**Do this**
Repeat everything from the line containing "x-tick-label: 24-Dec-16 [431, 372, 444, 429]" down to the line containing "x-tick-label: 28-May-16 [89, 372, 102, 430]", ends included.

**Task material**
══════════════════════════════

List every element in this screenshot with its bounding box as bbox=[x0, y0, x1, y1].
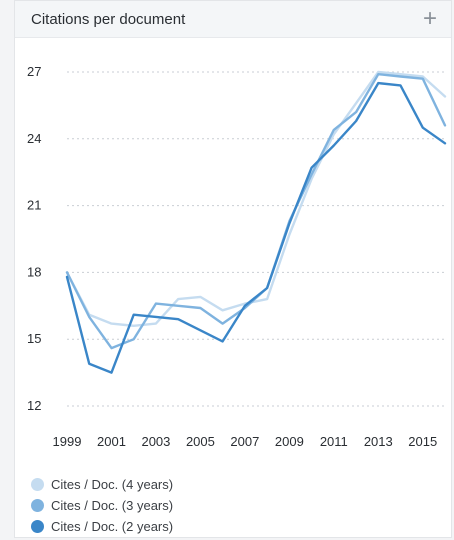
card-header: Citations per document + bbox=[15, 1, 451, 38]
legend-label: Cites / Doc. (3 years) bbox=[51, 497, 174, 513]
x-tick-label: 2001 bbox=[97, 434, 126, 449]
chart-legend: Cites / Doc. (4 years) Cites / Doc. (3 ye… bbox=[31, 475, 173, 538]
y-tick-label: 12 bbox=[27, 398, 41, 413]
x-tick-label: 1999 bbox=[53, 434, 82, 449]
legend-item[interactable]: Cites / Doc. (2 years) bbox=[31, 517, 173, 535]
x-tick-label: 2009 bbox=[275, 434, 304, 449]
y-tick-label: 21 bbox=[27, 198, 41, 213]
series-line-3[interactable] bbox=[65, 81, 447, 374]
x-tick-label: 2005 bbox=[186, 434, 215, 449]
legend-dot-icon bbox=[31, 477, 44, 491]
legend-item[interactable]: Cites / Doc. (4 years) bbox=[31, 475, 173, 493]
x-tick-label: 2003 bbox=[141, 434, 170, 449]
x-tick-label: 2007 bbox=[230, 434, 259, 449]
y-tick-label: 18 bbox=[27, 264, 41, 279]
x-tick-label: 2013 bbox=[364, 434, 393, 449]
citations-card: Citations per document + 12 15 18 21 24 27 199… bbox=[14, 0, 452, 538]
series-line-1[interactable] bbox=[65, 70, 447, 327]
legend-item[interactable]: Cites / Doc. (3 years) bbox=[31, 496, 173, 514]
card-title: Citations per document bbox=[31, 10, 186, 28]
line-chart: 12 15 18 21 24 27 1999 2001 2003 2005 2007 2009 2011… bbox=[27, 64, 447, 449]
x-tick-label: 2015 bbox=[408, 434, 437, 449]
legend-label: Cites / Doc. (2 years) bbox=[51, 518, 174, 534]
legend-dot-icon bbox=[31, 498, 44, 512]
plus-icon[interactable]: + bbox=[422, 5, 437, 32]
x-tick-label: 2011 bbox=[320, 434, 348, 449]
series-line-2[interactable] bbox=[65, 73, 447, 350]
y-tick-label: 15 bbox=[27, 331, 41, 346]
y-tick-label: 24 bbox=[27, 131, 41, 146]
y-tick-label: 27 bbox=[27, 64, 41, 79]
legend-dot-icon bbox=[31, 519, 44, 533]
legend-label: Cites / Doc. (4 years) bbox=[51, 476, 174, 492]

══════════════════════════════

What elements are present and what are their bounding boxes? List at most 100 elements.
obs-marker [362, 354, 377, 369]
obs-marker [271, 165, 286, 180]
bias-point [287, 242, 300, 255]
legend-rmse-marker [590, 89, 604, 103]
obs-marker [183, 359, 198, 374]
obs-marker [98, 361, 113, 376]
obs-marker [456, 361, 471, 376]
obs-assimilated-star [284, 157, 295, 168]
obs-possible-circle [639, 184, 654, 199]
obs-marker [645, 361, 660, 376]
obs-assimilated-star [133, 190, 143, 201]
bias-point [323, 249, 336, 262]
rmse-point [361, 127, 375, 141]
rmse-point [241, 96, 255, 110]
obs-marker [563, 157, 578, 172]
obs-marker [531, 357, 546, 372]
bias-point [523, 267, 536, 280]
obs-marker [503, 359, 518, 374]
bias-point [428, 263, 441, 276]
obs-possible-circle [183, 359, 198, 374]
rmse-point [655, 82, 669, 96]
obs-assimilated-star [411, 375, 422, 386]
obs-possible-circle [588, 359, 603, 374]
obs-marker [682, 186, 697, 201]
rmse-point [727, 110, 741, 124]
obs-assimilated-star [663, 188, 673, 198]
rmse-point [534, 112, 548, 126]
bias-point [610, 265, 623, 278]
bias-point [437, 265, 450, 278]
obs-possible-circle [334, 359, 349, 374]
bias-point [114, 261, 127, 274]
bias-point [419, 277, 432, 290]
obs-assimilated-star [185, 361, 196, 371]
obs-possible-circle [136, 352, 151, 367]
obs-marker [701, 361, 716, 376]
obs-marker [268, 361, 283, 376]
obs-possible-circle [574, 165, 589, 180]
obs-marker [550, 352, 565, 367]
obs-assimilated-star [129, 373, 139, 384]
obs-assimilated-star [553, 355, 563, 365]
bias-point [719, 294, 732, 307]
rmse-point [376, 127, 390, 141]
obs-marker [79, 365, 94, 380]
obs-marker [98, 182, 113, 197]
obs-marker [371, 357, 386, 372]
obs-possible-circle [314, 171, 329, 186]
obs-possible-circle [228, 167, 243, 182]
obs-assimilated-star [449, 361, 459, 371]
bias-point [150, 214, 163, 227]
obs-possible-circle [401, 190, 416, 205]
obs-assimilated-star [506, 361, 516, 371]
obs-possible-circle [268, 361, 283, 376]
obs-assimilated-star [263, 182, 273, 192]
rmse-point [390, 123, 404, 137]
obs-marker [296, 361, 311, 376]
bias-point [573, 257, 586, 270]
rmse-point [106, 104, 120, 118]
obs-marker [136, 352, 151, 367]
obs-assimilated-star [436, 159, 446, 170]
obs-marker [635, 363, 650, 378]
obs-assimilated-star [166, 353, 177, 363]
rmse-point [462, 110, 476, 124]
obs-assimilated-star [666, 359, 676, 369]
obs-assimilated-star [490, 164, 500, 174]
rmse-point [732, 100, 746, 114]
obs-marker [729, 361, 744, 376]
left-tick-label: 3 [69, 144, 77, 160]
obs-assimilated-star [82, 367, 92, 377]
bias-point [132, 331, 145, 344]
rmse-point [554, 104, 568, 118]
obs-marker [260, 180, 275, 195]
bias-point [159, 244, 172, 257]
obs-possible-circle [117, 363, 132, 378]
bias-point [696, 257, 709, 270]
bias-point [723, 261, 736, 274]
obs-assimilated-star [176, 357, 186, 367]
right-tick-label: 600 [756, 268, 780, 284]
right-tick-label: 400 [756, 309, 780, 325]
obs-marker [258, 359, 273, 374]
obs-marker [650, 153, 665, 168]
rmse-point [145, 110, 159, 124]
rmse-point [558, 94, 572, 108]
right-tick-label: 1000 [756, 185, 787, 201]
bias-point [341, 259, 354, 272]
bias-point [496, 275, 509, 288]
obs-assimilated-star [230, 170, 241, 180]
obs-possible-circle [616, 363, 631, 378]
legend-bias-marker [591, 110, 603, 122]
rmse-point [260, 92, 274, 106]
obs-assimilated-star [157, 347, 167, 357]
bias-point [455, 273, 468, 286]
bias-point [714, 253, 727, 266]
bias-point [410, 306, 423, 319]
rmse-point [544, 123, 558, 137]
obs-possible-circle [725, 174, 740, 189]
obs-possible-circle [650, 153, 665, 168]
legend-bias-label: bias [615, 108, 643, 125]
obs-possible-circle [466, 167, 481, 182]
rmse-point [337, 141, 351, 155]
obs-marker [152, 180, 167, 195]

══════════════════════════════

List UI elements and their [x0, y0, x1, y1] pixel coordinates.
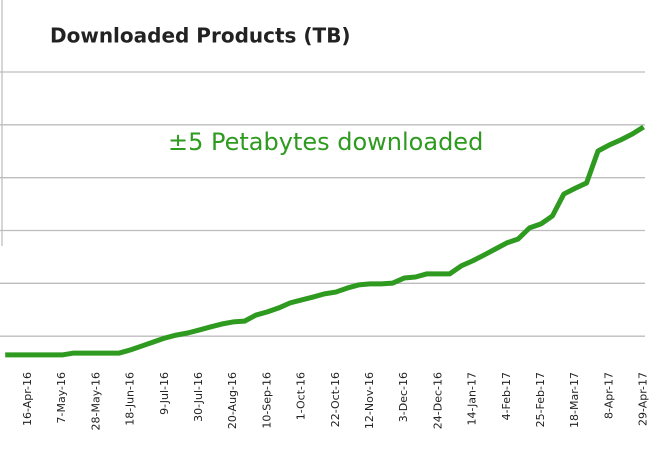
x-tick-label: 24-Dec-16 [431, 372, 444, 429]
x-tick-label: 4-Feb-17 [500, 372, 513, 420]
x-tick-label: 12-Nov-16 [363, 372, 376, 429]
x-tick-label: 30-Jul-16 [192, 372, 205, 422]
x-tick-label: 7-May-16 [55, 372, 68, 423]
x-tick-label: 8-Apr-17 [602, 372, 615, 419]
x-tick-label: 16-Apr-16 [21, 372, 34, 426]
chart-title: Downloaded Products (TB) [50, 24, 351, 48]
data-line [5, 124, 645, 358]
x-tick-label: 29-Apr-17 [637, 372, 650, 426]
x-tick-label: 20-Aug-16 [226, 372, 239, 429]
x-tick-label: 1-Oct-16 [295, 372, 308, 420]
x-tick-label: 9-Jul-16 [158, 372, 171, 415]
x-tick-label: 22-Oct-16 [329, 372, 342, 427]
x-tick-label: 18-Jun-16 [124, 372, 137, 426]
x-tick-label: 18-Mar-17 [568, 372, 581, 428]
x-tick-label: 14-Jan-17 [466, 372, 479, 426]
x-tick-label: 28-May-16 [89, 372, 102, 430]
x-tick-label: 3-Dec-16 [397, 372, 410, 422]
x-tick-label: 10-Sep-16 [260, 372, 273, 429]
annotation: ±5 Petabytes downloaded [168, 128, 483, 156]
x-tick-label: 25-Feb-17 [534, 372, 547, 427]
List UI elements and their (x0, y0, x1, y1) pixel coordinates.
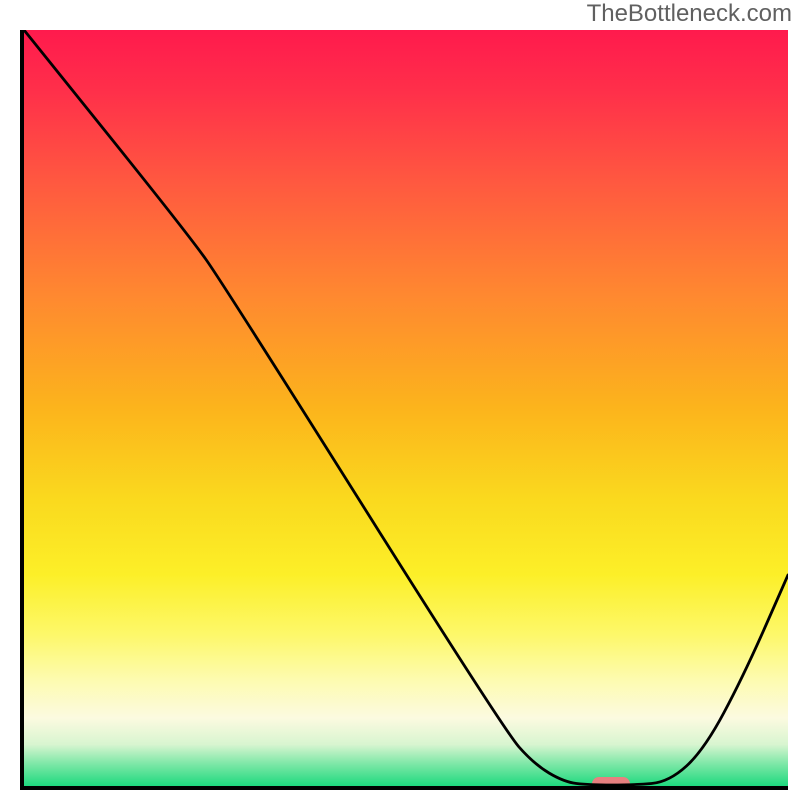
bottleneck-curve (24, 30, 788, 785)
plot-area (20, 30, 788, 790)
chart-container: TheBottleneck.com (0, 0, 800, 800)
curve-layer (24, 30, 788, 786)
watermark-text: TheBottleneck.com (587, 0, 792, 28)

══════════════════════════════

**Response to this exercise**
x-tick-label: 24-Dec-16 [431, 372, 444, 429]
x-tick-label: 4-Feb-17 [500, 372, 513, 420]
x-tick-label: 12-Nov-16 [363, 372, 376, 429]
x-tick-label: 30-Jul-16 [192, 372, 205, 422]
x-tick-label: 7-May-16 [55, 372, 68, 423]
x-tick-label: 8-Apr-17 [602, 372, 615, 419]
x-tick-label: 16-Apr-16 [21, 372, 34, 426]
chart-title: Downloaded Products (TB) [50, 24, 351, 48]
data-line [5, 124, 645, 358]
x-tick-label: 29-Apr-17 [637, 372, 650, 426]
x-tick-label: 20-Aug-16 [226, 372, 239, 429]
x-tick-label: 1-Oct-16 [295, 372, 308, 420]
x-tick-label: 9-Jul-16 [158, 372, 171, 415]
x-tick-label: 22-Oct-16 [329, 372, 342, 427]
x-tick-label: 18-Jun-16 [124, 372, 137, 426]
x-tick-label: 18-Mar-17 [568, 372, 581, 428]
x-tick-label: 14-Jan-17 [466, 372, 479, 426]
x-tick-label: 28-May-16 [89, 372, 102, 430]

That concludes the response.